## Texto

_ _ _ _

Quando Ronaldinho Gaúcho chegou ao Paraguai na última quarta-feira, 4 de março, algumas pessoas que foram ao Aeroporto Silvio Pettirossi vestiam camisas com o craque brasileiro em destaque.
Duas delas chamavam a atenção.
Uma com a foto que acabou estampando o tão falado passaporte falsificado que mantém o ex-melhor do mundo em prisão na capital Assunção ao lado de seu irmão Roberto Assis, conforme notado pelo jornal ABC Color.
E a outra com o pentacampeão recebendo o prêmio da Bola de Ouro pelo Barcelona com os dizeres “Meu Livro Gênio Na Vida”.
O lançamento desta obra era um dos eventos marcados para Ronaldinho comparecer durante os dias em que ficaria no país – que hoje se transformaram em um martírio.
No entanto, a ESPN apurou que o livro em questão, na verdade, não passou ainda da fase de projeto. Ou seja, não existe – e com os desdobramentos atuais do caso, talvez nunca exista.
A peça não seria uma biografia do craque brasileiro (ele atuaria como embaixador da obra). O livro contaria histórias de crianças que não chegaram a ser craques na bola, mas que se destacaram em outras áreas profissionais.
Quando publicado, “Gênio Na Vida” seria distribuído em escolas de Brasil e Paraguai tendo Ronaldinho como principal divulgador, enquanto Dalia López e Wilmondes Sousa Lira atuariam como empresários responsáveis pelo investimento, conforme revelado pelo GloboEsporte.com.
Os dois são os principais acusados em toda a história relacionada à confecção de passaportes e cédulas de identidade falsos que Ronaldinho e Assis apresentaram no Paraguai.
Os irmãos estão presos preventivamente na Agrupación Especializada de Assunção e tiveram um pedido para mudança à detenção residencial rejeitado pelo juiz Gustavo Amarilla na última terça.
Wilmondes está na mesma carceragem dos irmãos Assis, enquanto Dalia é considerada foragida pela Justiça paraguaia – uma ordem de detenção já foi expedida.
“Gênio Na Vida”, assim, pode ficar apenas no papel, mas não de um livro.

_ _ _ _

## Problemas e tarefas
**1)** Transcreva o trecho do texto sobre Ronaldinho no Paraguai que começa em "O lançamento desta" e segue até "outras áreas profissionais.".
**2)** Segundo o texto sobre Ronaldinho no Paraguai, qual juiz rejeitou o pedido dos irmãos para mudança à detenção residencial?

## Dados fornecidos
_ _ _ _

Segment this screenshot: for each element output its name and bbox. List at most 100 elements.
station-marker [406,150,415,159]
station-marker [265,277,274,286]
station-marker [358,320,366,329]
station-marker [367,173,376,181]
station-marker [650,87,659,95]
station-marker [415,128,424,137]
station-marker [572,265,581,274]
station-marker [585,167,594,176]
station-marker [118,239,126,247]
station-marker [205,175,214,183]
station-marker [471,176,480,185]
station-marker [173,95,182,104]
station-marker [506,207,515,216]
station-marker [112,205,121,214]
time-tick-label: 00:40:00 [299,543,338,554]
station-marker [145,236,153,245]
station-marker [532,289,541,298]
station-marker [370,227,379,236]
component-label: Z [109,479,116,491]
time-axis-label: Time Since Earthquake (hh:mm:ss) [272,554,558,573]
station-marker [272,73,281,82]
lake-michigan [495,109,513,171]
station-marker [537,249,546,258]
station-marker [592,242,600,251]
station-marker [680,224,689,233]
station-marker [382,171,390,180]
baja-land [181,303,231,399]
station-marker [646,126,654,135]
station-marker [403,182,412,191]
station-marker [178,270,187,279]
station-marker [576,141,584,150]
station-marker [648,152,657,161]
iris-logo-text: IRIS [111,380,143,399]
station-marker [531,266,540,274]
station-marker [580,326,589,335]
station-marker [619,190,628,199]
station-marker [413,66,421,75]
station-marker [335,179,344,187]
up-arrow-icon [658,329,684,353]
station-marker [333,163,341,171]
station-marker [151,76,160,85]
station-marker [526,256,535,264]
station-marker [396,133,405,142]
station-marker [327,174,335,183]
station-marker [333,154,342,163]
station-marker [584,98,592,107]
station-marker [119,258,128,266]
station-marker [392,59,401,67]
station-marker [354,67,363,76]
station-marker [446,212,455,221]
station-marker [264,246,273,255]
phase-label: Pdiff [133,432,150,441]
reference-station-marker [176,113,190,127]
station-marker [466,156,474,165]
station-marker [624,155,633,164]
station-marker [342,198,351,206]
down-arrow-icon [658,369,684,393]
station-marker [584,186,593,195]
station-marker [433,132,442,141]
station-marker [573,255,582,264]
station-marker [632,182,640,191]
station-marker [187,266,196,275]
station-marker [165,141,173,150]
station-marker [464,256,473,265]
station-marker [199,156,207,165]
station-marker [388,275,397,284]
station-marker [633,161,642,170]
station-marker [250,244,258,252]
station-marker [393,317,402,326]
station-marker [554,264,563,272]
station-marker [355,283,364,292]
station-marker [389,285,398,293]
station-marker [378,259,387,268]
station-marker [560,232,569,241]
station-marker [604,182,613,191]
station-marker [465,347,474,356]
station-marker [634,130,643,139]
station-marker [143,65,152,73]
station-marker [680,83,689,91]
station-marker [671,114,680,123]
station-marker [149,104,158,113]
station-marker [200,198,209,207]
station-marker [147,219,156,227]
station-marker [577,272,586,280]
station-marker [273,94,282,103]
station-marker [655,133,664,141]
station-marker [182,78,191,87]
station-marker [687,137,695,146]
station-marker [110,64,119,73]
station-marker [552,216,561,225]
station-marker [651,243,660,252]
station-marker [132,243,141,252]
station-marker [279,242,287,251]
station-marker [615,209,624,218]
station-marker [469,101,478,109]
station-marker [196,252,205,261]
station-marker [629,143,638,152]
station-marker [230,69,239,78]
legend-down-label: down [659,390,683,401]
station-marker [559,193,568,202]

_ _ _ _

## Respostas numeradas
**1)**
O lançamento desta obra era um dos eventos marcados para Ronaldinho comparecer durante os dias em que ficaria no país – que hoje se transformaram em um martírio.
No entanto, a ESPN apurou que o livro em questão, na verdade, não passou ainda da fase de projeto. Ou seja, não existe – e com os desdobramentos atuais do caso, talvez nunca exista.
A peça não seria uma biografia do craque brasileiro (ele atuaria como embaixador da obra). O livro contaria histórias de crianças que não chegaram a ser craques na bola, mas que se destacaram em outras áreas profissionais.

**2)** O juiz Gustavo Amarilla.